#### PROVIDED DATA
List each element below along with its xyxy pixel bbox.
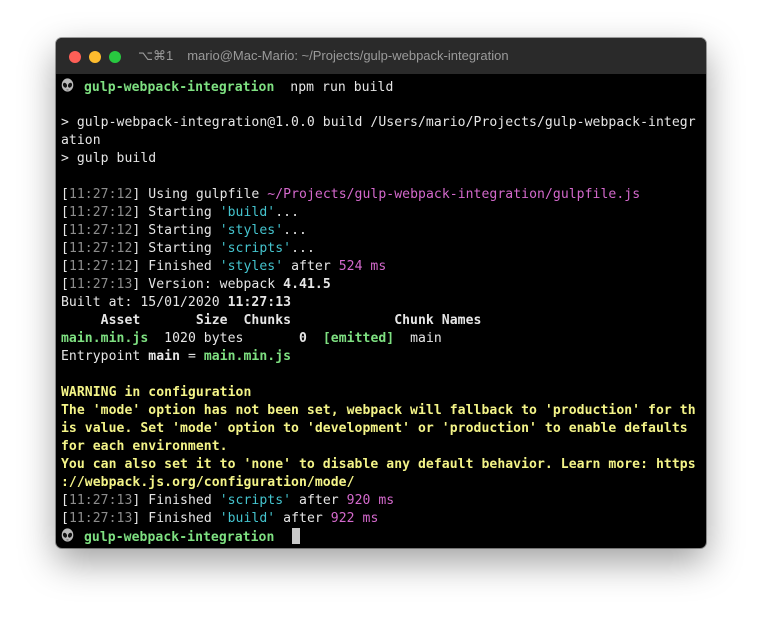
########
#### PROVIDED DATA
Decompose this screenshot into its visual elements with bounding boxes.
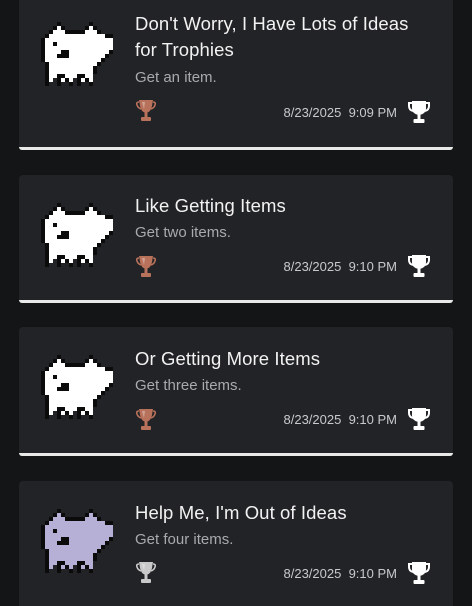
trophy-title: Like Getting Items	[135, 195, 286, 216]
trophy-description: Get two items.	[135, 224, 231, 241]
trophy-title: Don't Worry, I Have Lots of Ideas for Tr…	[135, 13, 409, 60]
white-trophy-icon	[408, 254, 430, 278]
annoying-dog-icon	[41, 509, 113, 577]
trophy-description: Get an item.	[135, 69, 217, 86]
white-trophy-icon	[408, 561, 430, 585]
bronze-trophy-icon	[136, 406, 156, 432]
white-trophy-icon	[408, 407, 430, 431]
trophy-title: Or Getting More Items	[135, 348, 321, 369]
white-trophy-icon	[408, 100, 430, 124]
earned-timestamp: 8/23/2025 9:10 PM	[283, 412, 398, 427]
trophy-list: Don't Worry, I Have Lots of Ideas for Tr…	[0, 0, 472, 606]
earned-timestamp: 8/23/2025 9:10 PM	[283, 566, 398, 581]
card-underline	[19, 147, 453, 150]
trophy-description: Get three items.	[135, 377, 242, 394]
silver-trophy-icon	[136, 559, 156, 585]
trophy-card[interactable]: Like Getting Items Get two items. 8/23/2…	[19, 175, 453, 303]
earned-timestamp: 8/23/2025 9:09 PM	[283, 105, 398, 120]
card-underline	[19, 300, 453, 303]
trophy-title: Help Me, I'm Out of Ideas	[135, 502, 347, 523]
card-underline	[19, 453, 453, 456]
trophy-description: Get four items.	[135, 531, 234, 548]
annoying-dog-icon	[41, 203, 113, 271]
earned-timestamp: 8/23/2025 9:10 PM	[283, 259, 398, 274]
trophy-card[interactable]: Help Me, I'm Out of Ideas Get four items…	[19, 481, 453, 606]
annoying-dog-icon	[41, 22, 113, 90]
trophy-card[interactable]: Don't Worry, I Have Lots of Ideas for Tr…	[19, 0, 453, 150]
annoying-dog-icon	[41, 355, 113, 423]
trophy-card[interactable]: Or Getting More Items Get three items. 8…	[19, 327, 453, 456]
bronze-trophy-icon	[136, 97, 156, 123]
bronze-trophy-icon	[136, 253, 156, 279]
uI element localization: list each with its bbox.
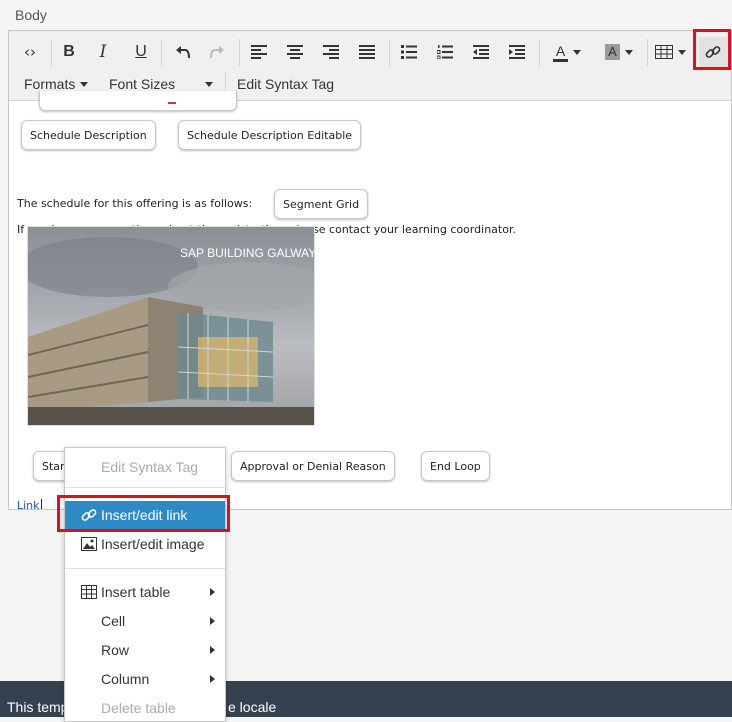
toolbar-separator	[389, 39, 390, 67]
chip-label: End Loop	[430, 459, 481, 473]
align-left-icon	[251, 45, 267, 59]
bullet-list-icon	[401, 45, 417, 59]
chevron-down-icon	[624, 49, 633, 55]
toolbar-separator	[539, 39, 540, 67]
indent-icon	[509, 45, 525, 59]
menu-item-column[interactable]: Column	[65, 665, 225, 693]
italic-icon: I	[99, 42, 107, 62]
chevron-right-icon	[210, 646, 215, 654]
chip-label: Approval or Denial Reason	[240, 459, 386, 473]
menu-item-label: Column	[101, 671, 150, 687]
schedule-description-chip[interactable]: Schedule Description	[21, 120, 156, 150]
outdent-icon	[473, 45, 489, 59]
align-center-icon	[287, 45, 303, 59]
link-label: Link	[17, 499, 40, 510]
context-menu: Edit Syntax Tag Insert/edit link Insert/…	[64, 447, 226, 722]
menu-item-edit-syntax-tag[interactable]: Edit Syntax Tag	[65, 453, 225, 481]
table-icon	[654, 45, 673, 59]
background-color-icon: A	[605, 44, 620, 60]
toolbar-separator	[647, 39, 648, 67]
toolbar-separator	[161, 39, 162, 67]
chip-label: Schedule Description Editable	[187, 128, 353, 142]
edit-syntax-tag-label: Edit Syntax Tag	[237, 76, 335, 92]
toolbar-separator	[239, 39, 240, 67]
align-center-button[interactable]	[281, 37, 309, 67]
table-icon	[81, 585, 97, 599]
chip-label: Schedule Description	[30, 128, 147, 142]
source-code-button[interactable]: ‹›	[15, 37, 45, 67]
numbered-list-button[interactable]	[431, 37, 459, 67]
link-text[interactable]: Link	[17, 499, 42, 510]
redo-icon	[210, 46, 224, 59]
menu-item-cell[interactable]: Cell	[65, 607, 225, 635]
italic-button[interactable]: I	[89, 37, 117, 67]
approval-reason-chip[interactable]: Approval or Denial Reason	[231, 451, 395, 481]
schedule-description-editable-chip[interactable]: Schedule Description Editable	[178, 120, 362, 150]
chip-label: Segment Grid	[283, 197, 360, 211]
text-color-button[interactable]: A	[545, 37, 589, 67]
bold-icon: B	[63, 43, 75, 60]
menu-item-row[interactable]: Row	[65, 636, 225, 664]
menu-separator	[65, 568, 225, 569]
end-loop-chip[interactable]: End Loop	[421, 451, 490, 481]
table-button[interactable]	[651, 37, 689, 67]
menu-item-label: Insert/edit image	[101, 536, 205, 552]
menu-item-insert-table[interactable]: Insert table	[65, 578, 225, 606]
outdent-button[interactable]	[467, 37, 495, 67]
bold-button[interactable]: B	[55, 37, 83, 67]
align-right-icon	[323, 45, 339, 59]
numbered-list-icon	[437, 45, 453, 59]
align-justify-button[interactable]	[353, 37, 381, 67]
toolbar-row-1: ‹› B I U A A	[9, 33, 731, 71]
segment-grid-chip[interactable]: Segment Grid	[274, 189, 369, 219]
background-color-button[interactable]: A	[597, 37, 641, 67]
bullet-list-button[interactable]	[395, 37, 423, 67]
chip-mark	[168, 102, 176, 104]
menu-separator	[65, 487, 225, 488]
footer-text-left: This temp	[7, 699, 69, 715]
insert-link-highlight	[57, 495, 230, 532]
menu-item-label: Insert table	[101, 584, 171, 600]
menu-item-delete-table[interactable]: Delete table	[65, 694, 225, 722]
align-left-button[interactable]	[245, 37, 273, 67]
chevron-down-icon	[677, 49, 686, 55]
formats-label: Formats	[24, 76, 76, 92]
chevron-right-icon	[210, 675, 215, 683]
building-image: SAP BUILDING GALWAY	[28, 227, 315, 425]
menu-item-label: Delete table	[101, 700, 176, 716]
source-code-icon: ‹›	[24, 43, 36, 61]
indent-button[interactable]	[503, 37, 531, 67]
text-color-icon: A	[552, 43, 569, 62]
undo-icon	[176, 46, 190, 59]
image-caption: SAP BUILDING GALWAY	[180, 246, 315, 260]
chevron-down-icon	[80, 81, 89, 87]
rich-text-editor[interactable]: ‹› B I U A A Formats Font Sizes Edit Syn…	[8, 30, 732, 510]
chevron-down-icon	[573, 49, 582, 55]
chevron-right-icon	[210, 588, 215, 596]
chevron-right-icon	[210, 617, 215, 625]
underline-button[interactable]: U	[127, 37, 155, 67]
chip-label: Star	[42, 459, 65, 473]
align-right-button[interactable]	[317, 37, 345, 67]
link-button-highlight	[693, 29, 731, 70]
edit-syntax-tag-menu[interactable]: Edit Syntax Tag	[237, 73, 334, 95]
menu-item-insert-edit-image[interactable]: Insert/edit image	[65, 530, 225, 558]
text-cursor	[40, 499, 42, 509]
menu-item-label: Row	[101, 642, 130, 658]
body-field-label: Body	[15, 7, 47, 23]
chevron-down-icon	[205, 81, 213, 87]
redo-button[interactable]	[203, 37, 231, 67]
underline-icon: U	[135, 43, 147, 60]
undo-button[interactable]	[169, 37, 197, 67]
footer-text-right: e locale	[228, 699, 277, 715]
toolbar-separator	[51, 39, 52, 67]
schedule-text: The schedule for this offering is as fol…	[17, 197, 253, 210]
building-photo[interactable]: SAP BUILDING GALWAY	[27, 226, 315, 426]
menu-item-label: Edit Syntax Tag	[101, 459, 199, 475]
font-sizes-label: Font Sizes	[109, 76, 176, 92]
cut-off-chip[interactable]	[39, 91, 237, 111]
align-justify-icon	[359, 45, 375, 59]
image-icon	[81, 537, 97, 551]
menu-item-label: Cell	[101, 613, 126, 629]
########
#### PROVIDED DATA
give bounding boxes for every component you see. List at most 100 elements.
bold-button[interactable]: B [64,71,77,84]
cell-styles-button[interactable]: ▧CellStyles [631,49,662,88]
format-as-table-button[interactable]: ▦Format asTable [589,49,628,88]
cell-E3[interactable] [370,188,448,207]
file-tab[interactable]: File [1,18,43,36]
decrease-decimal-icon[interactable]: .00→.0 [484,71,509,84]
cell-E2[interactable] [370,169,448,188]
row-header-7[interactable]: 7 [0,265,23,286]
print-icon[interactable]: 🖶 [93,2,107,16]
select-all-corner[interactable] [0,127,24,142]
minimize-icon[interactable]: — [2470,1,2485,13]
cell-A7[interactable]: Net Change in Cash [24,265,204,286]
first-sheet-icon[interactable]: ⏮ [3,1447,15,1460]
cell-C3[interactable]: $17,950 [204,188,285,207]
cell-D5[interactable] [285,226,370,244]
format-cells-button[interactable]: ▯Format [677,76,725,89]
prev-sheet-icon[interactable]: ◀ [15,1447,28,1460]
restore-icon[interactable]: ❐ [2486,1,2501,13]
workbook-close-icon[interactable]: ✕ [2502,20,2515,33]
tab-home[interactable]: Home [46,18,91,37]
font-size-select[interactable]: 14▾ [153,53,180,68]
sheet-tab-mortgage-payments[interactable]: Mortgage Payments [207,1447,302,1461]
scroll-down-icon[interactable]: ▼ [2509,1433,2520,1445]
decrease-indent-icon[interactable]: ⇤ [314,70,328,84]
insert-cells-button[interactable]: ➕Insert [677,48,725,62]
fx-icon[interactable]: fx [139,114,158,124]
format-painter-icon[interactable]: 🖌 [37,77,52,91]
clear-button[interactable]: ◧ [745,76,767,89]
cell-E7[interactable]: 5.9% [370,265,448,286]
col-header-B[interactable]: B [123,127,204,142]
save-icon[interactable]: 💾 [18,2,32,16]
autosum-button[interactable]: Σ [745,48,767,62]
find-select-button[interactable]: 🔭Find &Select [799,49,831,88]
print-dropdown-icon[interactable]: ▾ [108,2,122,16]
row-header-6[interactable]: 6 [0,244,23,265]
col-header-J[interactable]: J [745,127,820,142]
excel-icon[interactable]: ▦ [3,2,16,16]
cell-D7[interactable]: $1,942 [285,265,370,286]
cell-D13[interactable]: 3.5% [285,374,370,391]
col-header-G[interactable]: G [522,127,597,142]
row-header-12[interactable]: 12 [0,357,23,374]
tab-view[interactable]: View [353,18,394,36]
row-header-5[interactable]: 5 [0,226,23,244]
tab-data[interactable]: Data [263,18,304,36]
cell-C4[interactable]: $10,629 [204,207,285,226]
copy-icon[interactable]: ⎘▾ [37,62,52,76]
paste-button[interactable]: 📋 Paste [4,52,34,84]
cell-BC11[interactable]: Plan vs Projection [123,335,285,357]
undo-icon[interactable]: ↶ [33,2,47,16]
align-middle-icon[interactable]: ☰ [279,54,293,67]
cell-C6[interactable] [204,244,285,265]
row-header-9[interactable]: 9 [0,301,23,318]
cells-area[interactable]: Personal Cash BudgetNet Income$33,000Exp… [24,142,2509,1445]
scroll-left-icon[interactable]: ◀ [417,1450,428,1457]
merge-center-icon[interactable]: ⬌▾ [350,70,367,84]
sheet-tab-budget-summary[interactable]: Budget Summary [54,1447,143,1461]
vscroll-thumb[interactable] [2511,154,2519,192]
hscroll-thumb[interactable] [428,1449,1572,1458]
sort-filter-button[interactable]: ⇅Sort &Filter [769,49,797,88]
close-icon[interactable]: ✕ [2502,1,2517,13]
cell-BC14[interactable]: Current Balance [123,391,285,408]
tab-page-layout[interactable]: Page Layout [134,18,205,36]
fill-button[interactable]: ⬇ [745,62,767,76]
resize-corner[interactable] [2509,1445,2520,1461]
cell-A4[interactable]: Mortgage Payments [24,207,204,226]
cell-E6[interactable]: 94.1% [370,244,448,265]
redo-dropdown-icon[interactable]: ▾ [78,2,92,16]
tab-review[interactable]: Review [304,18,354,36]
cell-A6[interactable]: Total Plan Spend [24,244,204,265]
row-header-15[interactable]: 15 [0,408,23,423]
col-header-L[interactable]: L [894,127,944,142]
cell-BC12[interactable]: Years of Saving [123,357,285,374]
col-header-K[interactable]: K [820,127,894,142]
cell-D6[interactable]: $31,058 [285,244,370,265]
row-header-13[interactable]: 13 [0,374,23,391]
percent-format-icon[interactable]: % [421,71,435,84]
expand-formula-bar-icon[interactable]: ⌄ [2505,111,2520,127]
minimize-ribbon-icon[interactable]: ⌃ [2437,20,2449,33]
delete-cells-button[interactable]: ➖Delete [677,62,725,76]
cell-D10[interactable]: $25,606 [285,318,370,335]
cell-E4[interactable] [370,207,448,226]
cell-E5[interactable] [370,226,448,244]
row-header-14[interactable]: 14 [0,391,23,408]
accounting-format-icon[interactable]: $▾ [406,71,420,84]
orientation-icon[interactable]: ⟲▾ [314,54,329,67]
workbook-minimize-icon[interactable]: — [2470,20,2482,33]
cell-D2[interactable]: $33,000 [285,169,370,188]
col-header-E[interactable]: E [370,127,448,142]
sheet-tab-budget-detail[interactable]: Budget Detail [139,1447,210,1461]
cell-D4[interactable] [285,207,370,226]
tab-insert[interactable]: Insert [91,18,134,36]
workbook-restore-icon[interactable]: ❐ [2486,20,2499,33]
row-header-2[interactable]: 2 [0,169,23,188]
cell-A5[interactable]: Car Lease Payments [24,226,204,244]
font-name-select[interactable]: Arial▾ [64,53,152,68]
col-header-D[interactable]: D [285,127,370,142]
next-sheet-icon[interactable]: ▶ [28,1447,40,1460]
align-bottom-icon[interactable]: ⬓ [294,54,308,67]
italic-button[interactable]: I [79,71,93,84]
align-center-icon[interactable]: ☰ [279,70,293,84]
########
STATED TASK:
Copy the rows from the line with "Decompose this screenshot" up to and including the line with "355, 113, 423]", leaving out the pictures.

SOLUTION:
Decompose this screenshot into its visual elements with bounding boxes.
trophy-title: Like Getting Items	[135, 195, 286, 216]
trophy-description: Get two items.	[135, 224, 231, 241]
trophy-title: Don't Worry, I Have Lots of Ideas for Tr…	[135, 13, 409, 60]
white-trophy-icon	[408, 254, 430, 278]
annoying-dog-icon	[41, 509, 113, 577]
trophy-description: Get an item.	[135, 69, 217, 86]
white-trophy-icon	[408, 561, 430, 585]
bronze-trophy-icon	[136, 406, 156, 432]
white-trophy-icon	[408, 407, 430, 431]
trophy-title: Or Getting More Items	[135, 348, 321, 369]
white-trophy-icon	[408, 100, 430, 124]
earned-timestamp: 8/23/2025 9:10 PM	[283, 412, 398, 427]
trophy-list: Don't Worry, I Have Lots of Ideas for Tr…	[0, 0, 472, 606]
earned-timestamp: 8/23/2025 9:10 PM	[283, 566, 398, 581]
card-underline	[19, 147, 453, 150]
trophy-description: Get three items.	[135, 377, 242, 394]
silver-trophy-icon	[136, 559, 156, 585]
trophy-card[interactable]: Like Getting Items Get two items. 8/23/2…	[19, 175, 453, 303]
earned-timestamp: 8/23/2025 9:09 PM	[283, 105, 398, 120]
card-underline	[19, 300, 453, 303]
trophy-title: Help Me, I'm Out of Ideas	[135, 502, 347, 523]
card-underline	[19, 453, 453, 456]
trophy-description: Get four items.	[135, 531, 234, 548]
annoying-dog-icon	[41, 203, 113, 271]
earned-timestamp: 8/23/2025 9:10 PM	[283, 259, 398, 274]
trophy-card[interactable]: Help Me, I'm Out of Ideas Get four items…	[19, 481, 453, 606]
annoying-dog-icon	[41, 22, 113, 90]
trophy-card[interactable]: Don't Worry, I Have Lots of Ideas for Tr…	[19, 0, 453, 150]
annoying-dog-icon	[41, 355, 113, 423]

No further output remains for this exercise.